start Supplied records

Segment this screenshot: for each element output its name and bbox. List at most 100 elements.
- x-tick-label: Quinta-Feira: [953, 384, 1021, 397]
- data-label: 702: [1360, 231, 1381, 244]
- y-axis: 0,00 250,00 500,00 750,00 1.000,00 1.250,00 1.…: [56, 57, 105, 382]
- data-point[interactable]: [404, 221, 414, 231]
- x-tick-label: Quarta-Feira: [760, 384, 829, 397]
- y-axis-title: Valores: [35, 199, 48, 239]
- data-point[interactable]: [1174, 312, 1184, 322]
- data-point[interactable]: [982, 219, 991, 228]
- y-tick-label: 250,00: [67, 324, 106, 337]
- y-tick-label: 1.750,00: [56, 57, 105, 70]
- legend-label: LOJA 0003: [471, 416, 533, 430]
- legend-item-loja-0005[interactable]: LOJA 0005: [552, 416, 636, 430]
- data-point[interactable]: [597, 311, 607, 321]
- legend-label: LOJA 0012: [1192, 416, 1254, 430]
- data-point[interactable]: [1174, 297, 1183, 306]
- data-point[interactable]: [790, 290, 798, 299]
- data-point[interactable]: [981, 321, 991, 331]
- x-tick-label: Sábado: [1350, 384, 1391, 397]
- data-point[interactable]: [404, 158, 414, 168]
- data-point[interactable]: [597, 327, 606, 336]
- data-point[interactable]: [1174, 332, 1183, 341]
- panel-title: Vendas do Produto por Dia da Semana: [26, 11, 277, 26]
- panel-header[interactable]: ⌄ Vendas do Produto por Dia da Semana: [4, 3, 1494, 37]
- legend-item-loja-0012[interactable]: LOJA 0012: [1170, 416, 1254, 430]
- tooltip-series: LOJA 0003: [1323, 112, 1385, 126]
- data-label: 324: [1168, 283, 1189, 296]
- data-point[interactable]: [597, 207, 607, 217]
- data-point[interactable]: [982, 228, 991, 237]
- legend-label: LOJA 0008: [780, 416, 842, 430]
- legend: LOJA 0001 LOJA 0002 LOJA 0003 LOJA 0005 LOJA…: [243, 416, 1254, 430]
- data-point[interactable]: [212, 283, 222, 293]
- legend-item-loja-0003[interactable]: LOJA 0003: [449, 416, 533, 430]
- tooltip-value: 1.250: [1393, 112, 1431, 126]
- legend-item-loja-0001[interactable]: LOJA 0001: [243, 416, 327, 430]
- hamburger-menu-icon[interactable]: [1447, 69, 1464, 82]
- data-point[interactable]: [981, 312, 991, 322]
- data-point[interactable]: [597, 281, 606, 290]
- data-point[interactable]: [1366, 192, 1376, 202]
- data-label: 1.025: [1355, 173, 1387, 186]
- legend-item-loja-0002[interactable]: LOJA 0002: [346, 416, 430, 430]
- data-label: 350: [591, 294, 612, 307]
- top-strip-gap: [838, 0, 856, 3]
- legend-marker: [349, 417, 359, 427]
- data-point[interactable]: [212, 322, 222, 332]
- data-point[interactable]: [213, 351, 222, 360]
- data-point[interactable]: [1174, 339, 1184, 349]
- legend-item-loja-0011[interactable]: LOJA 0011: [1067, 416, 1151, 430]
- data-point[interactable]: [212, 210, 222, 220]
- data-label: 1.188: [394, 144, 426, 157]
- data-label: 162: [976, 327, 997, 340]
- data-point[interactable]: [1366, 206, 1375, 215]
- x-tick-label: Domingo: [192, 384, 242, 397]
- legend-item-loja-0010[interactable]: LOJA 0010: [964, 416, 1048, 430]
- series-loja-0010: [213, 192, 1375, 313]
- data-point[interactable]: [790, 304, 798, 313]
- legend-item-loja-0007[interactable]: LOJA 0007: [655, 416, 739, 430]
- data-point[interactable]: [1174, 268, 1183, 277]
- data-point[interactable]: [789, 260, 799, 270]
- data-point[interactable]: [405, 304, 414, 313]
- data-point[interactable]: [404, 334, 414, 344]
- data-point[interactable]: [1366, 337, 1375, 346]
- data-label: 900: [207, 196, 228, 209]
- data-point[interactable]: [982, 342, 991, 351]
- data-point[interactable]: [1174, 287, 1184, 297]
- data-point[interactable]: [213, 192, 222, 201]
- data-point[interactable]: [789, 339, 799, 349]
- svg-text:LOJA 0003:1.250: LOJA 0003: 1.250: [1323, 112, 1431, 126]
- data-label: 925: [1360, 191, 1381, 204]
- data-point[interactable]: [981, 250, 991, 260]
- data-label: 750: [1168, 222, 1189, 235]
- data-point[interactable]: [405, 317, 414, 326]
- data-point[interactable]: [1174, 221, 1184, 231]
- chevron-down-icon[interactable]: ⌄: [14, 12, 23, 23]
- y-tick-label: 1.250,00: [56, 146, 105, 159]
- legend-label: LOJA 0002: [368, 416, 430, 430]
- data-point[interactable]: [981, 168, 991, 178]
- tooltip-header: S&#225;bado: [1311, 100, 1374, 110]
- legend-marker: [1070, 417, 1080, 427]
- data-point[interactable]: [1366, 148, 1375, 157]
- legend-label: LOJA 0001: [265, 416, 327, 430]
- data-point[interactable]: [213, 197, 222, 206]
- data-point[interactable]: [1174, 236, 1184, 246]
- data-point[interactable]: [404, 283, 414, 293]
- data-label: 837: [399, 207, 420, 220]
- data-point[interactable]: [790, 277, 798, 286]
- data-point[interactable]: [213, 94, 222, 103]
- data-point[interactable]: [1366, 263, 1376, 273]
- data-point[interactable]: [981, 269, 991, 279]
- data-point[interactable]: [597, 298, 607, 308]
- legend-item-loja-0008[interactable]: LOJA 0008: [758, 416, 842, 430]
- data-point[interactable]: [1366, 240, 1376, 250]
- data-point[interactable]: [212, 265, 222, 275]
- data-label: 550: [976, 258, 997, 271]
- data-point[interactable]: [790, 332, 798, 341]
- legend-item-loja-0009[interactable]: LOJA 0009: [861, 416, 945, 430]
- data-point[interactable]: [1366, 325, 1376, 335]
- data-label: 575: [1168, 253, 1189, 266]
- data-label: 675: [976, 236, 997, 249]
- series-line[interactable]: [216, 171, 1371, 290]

end Supplied records

Task directions: Reproduce every line of the records above verbatim, keeping their original order.

Written solution:
Segment this screenshot: for each element output its name and bbox. List at most 100 elements.
- x-tick-label: Quinta-Feira: [953, 384, 1021, 397]
- data-label: 702: [1360, 231, 1381, 244]
- y-axis: 0,00 250,00 500,00 750,00 1.000,00 1.250,00 1.…: [56, 57, 105, 382]
- data-point[interactable]: [404, 221, 414, 231]
- x-tick-label: Quarta-Feira: [760, 384, 829, 397]
- y-axis-title: Valores: [35, 199, 48, 239]
- data-point[interactable]: [1174, 312, 1184, 322]
- data-point[interactable]: [982, 219, 991, 228]
- y-tick-label: 250,00: [67, 324, 106, 337]
- y-tick-label: 1.750,00: [56, 57, 105, 70]
- legend-label: LOJA 0003: [471, 416, 533, 430]
- legend-item-loja-0005[interactable]: LOJA 0005: [552, 416, 636, 430]
- data-point[interactable]: [597, 311, 607, 321]
- legend-label: LOJA 0012: [1192, 416, 1254, 430]
- data-point[interactable]: [1174, 297, 1183, 306]
- data-point[interactable]: [790, 290, 798, 299]
- data-point[interactable]: [981, 321, 991, 331]
- x-tick-label: Sábado: [1350, 384, 1391, 397]
- data-point[interactable]: [404, 158, 414, 168]
- data-point[interactable]: [597, 327, 606, 336]
- data-point[interactable]: [1174, 332, 1183, 341]
- panel-title: Vendas do Produto por Dia da Semana: [26, 11, 277, 26]
- panel-header[interactable]: ⌄ Vendas do Produto por Dia da Semana: [4, 3, 1494, 37]
- legend-item-loja-0012[interactable]: LOJA 0012: [1170, 416, 1254, 430]
- tooltip-series: LOJA 0003: [1323, 112, 1385, 126]
- data-label: 324: [1168, 283, 1189, 296]
- data-point[interactable]: [597, 207, 607, 217]
- data-point[interactable]: [982, 228, 991, 237]
- legend-label: LOJA 0008: [780, 416, 842, 430]
- legend: LOJA 0001 LOJA 0002 LOJA 0003 LOJA 0005 LOJA…: [243, 416, 1254, 430]
- data-point[interactable]: [212, 283, 222, 293]
- legend-item-loja-0003[interactable]: LOJA 0003: [449, 416, 533, 430]
- tooltip-value: 1.250: [1393, 112, 1431, 126]
- legend-item-loja-0001[interactable]: LOJA 0001: [243, 416, 327, 430]
- hamburger-menu-icon[interactable]: [1447, 69, 1464, 82]
- data-point[interactable]: [981, 312, 991, 322]
- data-point[interactable]: [597, 281, 606, 290]
- data-point[interactable]: [1366, 192, 1376, 202]
- data-label: 1.025: [1355, 173, 1387, 186]
- legend-item-loja-0002[interactable]: LOJA 0002: [346, 416, 430, 430]
- data-label: 350: [591, 294, 612, 307]
- top-strip-gap: [838, 0, 856, 3]
- legend-marker: [349, 417, 359, 427]
- data-point[interactable]: [212, 322, 222, 332]
- data-point[interactable]: [213, 351, 222, 360]
- data-point[interactable]: [1174, 339, 1184, 349]
- legend-item-loja-0011[interactable]: LOJA 0011: [1067, 416, 1151, 430]
- data-point[interactable]: [212, 210, 222, 220]
- data-label: 1.188: [394, 144, 426, 157]
- data-label: 162: [976, 327, 997, 340]
- data-point[interactable]: [1366, 206, 1375, 215]
- x-tick-label: Domingo: [192, 384, 242, 397]
- legend-item-loja-0010[interactable]: LOJA 0010: [964, 416, 1048, 430]
- series-loja-0010: [213, 192, 1375, 313]
- data-point[interactable]: [790, 304, 798, 313]
- legend-item-loja-0007[interactable]: LOJA 0007: [655, 416, 739, 430]
- data-point[interactable]: [1174, 268, 1183, 277]
- data-point[interactable]: [789, 260, 799, 270]
- data-point[interactable]: [405, 304, 414, 313]
- data-point[interactable]: [404, 334, 414, 344]
- data-point[interactable]: [1366, 337, 1375, 346]
- data-label: 900: [207, 196, 228, 209]
- data-point[interactable]: [982, 342, 991, 351]
- data-point[interactable]: [1174, 287, 1184, 297]
- data-point[interactable]: [213, 192, 222, 201]
- data-point[interactable]: [789, 339, 799, 349]
- svg-text:LOJA 0003:1.250: LOJA 0003: 1.250: [1323, 112, 1431, 126]
- data-label: 925: [1360, 191, 1381, 204]
- data-point[interactable]: [981, 250, 991, 260]
- data-label: 750: [1168, 222, 1189, 235]
- data-point[interactable]: [405, 317, 414, 326]
- data-point[interactable]: [1174, 221, 1184, 231]
- chevron-down-icon[interactable]: ⌄: [14, 12, 23, 23]
- y-tick-label: 1.250,00: [56, 146, 105, 159]
- legend-label: LOJA 0002: [368, 416, 430, 430]
- data-point[interactable]: [981, 168, 991, 178]
- tooltip-header: S&#225;bado: [1311, 100, 1374, 110]
- legend-marker: [1070, 417, 1080, 427]
- data-point[interactable]: [1366, 148, 1375, 157]
- legend-label: LOJA 0001: [265, 416, 327, 430]
- data-point[interactable]: [213, 197, 222, 206]
- data-point[interactable]: [1174, 236, 1184, 246]
- data-point[interactable]: [404, 283, 414, 293]
- data-label: 837: [399, 207, 420, 220]
- data-point[interactable]: [790, 277, 798, 286]
- data-point[interactable]: [213, 94, 222, 103]
- data-point[interactable]: [1366, 263, 1376, 273]
- data-point[interactable]: [981, 269, 991, 279]
- data-point[interactable]: [597, 298, 607, 308]
- legend-item-loja-0008[interactable]: LOJA 0008: [758, 416, 842, 430]
- data-point[interactable]: [1366, 240, 1376, 250]
- data-point[interactable]: [212, 265, 222, 275]
- data-label: 550: [976, 258, 997, 271]
- data-point[interactable]: [790, 332, 798, 341]
- legend-item-loja-0009[interactable]: LOJA 0009: [861, 416, 945, 430]
- data-point[interactable]: [1366, 325, 1376, 335]
- data-label: 575: [1168, 253, 1189, 266]
- data-label: 675: [976, 236, 997, 249]
- series-line[interactable]: [216, 171, 1371, 290]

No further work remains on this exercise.